EXERCISE DATA:
___

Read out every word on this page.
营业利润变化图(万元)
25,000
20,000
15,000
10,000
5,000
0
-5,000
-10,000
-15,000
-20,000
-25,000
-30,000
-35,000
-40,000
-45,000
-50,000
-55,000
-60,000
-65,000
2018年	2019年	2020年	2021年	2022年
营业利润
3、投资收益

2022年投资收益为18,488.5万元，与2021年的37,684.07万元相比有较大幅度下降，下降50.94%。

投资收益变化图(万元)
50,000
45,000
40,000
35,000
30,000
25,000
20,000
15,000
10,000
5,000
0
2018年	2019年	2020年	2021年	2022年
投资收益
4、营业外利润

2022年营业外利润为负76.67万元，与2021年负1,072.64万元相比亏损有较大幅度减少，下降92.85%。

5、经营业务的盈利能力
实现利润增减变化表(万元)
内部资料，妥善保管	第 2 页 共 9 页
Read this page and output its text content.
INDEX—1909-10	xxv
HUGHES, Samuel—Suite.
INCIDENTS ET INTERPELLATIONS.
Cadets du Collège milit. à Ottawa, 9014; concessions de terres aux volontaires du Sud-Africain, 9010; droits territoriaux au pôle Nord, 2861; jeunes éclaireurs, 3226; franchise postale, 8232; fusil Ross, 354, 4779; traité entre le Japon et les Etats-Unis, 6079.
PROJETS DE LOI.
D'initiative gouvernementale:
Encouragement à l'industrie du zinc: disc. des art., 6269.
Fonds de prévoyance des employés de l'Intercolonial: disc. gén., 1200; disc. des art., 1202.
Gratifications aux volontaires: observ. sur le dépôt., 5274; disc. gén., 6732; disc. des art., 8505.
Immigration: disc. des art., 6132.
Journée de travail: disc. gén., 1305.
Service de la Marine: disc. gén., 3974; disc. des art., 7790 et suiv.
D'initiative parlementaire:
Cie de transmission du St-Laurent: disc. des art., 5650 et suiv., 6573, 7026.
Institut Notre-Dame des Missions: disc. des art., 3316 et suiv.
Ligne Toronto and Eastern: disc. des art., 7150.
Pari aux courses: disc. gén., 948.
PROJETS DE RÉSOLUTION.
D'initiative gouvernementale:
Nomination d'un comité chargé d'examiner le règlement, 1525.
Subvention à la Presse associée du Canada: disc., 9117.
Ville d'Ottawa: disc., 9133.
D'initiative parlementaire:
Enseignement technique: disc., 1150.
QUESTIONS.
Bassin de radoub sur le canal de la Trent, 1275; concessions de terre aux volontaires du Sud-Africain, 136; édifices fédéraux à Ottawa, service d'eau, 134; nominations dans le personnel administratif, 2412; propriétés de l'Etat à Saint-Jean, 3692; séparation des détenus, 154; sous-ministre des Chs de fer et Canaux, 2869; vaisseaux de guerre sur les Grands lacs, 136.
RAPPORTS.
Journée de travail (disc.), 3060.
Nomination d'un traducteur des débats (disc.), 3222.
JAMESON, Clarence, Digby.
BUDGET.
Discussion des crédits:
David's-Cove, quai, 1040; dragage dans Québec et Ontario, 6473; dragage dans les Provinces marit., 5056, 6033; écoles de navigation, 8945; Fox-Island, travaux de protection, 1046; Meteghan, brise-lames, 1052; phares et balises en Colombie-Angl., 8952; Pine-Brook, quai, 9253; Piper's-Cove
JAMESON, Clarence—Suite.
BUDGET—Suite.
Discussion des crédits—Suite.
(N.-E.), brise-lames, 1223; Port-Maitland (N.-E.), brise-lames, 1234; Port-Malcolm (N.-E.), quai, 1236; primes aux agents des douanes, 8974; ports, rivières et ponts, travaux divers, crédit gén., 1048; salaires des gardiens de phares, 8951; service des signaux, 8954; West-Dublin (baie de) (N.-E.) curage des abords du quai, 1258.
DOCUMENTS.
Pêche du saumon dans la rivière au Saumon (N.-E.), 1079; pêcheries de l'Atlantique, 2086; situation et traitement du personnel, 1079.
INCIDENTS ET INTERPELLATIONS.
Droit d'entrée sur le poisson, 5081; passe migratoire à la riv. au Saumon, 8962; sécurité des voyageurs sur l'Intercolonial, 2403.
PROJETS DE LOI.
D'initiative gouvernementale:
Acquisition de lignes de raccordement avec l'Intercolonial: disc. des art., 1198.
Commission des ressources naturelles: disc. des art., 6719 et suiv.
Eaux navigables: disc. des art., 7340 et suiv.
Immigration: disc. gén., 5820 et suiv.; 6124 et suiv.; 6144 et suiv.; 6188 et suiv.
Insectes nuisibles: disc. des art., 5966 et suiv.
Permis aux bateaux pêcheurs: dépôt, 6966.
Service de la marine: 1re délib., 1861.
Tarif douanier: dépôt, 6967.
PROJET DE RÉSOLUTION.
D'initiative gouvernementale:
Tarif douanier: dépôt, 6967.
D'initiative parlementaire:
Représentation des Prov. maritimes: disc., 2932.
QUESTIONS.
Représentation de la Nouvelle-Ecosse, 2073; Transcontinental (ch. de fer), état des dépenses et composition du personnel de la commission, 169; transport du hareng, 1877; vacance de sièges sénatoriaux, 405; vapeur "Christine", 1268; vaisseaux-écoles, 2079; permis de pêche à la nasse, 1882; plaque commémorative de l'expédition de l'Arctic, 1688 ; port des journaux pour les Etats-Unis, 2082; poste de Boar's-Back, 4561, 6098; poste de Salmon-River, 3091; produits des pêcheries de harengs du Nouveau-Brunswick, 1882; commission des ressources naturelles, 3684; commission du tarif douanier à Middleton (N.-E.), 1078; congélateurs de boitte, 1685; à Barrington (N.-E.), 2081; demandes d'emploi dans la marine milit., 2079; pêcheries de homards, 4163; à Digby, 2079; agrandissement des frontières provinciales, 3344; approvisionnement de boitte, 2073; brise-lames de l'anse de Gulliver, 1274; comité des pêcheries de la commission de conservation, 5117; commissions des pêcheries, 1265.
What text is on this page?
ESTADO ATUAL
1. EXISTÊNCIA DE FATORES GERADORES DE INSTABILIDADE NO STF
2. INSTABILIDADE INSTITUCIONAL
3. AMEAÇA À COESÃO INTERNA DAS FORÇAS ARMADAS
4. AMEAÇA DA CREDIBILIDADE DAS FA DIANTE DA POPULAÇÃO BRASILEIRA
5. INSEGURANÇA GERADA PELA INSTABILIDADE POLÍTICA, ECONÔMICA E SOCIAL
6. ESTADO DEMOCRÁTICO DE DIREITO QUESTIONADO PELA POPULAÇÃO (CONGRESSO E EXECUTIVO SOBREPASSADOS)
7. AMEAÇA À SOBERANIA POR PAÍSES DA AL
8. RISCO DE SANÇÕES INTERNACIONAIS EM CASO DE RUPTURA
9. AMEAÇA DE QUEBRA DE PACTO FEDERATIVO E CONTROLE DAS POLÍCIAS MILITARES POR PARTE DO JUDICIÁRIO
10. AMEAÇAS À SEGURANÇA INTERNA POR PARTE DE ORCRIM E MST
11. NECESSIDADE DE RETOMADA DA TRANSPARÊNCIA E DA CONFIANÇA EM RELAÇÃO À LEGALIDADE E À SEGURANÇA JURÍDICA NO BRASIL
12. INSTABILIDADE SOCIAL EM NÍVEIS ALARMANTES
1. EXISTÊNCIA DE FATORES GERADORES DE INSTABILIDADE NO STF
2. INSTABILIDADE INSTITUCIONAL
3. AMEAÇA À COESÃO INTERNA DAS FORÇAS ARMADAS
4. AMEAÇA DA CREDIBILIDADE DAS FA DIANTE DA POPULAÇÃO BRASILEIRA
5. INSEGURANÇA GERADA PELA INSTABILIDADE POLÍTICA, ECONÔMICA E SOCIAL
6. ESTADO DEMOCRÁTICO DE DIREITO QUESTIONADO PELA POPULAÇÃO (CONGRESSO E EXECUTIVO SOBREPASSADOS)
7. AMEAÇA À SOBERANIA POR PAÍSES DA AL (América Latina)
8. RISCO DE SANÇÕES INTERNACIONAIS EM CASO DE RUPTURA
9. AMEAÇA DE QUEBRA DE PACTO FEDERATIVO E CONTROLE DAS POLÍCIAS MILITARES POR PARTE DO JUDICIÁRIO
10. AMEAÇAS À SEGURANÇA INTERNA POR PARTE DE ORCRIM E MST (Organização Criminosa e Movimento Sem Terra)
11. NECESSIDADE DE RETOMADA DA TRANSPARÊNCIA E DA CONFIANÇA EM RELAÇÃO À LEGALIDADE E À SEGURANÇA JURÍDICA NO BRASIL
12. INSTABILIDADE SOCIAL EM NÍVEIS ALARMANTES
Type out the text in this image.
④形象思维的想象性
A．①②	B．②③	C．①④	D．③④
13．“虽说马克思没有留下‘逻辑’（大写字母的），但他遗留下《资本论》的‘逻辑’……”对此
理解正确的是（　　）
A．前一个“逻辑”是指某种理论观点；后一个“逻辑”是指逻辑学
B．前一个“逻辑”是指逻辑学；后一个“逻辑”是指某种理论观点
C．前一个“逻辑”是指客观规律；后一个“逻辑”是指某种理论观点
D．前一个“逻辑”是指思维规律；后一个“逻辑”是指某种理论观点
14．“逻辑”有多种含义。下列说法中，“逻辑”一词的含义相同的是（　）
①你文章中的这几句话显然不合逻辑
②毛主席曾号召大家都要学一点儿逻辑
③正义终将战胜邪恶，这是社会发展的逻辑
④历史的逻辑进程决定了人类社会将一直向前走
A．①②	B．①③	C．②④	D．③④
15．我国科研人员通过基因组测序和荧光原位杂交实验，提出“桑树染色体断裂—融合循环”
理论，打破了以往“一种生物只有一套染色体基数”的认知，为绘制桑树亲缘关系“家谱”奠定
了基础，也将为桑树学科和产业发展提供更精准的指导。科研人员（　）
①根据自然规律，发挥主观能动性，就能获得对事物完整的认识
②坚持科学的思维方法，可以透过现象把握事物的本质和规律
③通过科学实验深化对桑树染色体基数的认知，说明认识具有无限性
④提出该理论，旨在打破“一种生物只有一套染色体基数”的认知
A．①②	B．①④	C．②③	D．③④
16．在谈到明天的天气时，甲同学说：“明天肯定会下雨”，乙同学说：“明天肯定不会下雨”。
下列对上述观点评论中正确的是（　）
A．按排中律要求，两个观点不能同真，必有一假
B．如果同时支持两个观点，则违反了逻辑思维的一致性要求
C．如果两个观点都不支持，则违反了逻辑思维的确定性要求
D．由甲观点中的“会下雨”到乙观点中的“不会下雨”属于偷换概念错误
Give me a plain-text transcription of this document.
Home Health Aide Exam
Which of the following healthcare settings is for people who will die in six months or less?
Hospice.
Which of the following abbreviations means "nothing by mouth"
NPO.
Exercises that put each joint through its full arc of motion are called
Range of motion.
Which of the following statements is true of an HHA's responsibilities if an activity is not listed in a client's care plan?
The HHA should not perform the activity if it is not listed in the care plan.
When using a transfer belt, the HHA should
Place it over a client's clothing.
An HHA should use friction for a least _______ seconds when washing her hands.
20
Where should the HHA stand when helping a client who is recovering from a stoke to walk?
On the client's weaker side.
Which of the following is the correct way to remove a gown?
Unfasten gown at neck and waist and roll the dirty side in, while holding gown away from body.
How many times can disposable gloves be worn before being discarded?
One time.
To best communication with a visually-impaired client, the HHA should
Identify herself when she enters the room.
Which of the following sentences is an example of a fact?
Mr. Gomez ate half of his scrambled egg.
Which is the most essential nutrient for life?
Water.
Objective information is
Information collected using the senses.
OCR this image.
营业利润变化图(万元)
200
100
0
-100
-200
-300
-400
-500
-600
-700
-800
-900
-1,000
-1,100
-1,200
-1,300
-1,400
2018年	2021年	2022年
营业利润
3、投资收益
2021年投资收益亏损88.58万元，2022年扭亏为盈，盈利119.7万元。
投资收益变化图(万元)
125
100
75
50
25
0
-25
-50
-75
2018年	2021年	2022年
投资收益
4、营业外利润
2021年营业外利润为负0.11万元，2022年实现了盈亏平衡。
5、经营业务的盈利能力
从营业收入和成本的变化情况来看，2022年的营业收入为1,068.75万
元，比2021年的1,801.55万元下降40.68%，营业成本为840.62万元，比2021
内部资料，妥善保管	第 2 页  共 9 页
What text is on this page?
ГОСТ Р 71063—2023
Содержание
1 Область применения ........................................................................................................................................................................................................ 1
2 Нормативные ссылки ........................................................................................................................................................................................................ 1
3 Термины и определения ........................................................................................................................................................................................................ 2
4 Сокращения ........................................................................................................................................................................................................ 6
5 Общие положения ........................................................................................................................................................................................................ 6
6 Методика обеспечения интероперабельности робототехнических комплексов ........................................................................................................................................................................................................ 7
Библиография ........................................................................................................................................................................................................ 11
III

___

TASK:
Write out the lines above, starting at the line that contains "OCR this image." and ending with the final line, and nothing else; copy them exactly.

SOLUTION TO THE EXERCISE:
OCR this image.
营业利润变化图(万元)
200
100
0
-100
-200
-300
-400
-500
-600
-700
-800
-900
-1,000
-1,100
-1,200
-1,300
-1,400
2018年	2021年	2022年
营业利润
3、投资收益
2021年投资收益亏损88.58万元，2022年扭亏为盈，盈利119.7万元。
投资收益变化图(万元)
125
100
75
50
25
0
-25
-50
-75
2018年	2021年	2022年
投资收益
4、营业外利润
2021年营业外利润为负0.11万元，2022年实现了盈亏平衡。
5、经营业务的盈利能力
从营业收入和成本的变化情况来看，2022年的营业收入为1,068.75万
元，比2021年的1,801.55万元下降40.68%，营业成本为840.62万元，比2021
内部资料，妥善保管	第 2 页  共 9 页
What text is on this page?
ГОСТ Р 71063—2023
Содержание
1 Область применения ........................................................................................................................................................................................................ 1
2 Нормативные ссылки ........................................................................................................................................................................................................ 1
3 Термины и определения ........................................................................................................................................................................................................ 2
4 Сокращения ........................................................................................................................................................................................................ 6
5 Общие положения ........................................................................................................................................................................................................ 6
6 Методика обеспечения интероперабельности робототехнических комплексов ........................................................................................................................................................................................................ 7
Библиография ........................................................................................................................................................................................................ 11
III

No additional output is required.